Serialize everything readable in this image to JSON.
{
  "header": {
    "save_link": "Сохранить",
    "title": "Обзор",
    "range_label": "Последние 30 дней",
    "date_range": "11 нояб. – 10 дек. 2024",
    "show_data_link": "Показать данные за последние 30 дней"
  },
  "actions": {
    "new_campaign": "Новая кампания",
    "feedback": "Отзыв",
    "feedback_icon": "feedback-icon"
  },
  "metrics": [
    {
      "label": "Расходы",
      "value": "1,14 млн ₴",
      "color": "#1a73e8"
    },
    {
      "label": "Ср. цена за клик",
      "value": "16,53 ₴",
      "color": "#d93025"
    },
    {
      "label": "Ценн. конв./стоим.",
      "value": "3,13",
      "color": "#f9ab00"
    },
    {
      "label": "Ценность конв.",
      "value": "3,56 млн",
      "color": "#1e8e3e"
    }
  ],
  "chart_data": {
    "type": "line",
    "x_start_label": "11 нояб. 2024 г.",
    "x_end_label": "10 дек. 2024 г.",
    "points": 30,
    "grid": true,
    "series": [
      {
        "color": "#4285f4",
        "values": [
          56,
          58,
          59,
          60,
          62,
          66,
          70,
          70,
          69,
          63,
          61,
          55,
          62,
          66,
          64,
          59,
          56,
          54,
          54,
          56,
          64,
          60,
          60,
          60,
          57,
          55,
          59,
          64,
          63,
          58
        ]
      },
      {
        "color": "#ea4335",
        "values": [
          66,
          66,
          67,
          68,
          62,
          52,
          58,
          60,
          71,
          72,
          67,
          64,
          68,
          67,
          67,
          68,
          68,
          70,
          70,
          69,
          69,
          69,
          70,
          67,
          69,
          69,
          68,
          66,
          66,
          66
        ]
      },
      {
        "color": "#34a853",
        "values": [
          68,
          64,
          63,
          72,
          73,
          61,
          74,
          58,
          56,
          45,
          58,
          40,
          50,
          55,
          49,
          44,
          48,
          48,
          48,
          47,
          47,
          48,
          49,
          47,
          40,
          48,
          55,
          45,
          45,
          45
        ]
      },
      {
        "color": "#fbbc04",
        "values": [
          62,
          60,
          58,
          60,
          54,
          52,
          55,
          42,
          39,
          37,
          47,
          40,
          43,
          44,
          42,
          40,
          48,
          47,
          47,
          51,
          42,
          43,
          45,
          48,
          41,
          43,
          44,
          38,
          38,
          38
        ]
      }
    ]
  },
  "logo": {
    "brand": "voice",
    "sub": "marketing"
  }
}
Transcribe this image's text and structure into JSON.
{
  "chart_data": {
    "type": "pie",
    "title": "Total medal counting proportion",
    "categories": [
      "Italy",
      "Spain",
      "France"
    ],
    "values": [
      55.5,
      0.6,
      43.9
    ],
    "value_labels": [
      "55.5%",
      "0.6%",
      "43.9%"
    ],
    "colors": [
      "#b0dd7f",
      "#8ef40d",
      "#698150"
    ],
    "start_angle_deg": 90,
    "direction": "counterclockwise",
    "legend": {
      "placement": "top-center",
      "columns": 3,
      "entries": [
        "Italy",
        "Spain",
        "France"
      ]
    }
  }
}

▶ [SET PROBLEM]: Copy out all of the records shown above exactly.

▶ [SOLUTION TO THIS TASK]:
Serialize everything readable in this image to JSON.
{
  "header": {
    "save_link": "Сохранить",
    "title": "Обзор",
    "range_label": "Последние 30 дней",
    "date_range": "11 нояб. – 10 дек. 2024",
    "show_data_link": "Показать данные за последние 30 дней"
  },
  "actions": {
    "new_campaign": "Новая кампания",
    "feedback": "Отзыв",
    "feedback_icon": "feedback-icon"
  },
  "metrics": [
    {
      "label": "Расходы",
      "value": "1,14 млн ₴",
      "color": "#1a73e8"
    },
    {
      "label": "Ср. цена за клик",
      "value": "16,53 ₴",
      "color": "#d93025"
    },
    {
      "label": "Ценн. конв./стоим.",
      "value": "3,13",
      "color": "#f9ab00"
    },
    {
      "label": "Ценность конв.",
      "value": "3,56 млн",
      "color": "#1e8e3e"
    }
  ],
  "chart_data": {
    "type": "line",
    "x_start_label": "11 нояб. 2024 г.",
    "x_end_label": "10 дек. 2024 г.",
    "points": 30,
    "grid": true,
    "series": [
      {
        "color": "#4285f4",
        "values": [
          56,
          58,
          59,
          60,
          62,
          66,
          70,
          70,
          69,
          63,
          61,
          55,
          62,
          66,
          64,
          59,
          56,
          54,
          54,
          56,
          64,
          60,
          60,
          60,
          57,
          55,
          59,
          64,
          63,
          58
        ]
      },
      {
        "color": "#ea4335",
        "values": [
          66,
          66,
          67,
          68,
          62,
          52,
          58,
          60,
          71,
          72,
          67,
          64,
          68,
          67,
          67,
          68,
          68,
          70,
          70,
          69,
          69,
          69,
          70,
          67,
          69,
          69,
          68,
          66,
          66,
          66
        ]
      },
      {
        "color": "#34a853",
        "values": [
          68,
          64,
          63,
          72,
          73,
          61,
          74,
          58,
          56,
          45,
          58,
          40,
          50,
          55,
          49,
          44,
          48,
          48,
          48,
          47,
          47,
          48,
          49,
          47,
          40,
          48,
          55,
          45,
          45,
          45
        ]
      },
      {
        "color": "#fbbc04",
        "values": [
          62,
          60,
          58,
          60,
          54,
          52,
          55,
          42,
          39,
          37,
          47,
          40,
          43,
          44,
          42,
          40,
          48,
          47,
          47,
          51,
          42,
          43,
          45,
          48,
          41,
          43,
          44,
          38,
          38,
          38
        ]
      }
    ]
  },
  "logo": {
    "brand": "voice",
    "sub": "marketing"
  }
}
Transcribe this image's text and structure into JSON.
{
  "chart_data": {
    "type": "pie",
    "title": "Total medal counting proportion",
    "categories": [
      "Italy",
      "Spain",
      "France"
    ],
    "values": [
      55.5,
      0.6,
      43.9
    ],
    "value_labels": [
      "55.5%",
      "0.6%",
      "43.9%"
    ],
    "colors": [
      "#b0dd7f",
      "#8ef40d",
      "#698150"
    ],
    "start_angle_deg": 90,
    "direction": "counterclockwise",
    "legend": {
      "placement": "top-center",
      "columns": 3,
      "entries": [
        "Italy",
        "Spain",
        "France"
      ]
    }
  }
}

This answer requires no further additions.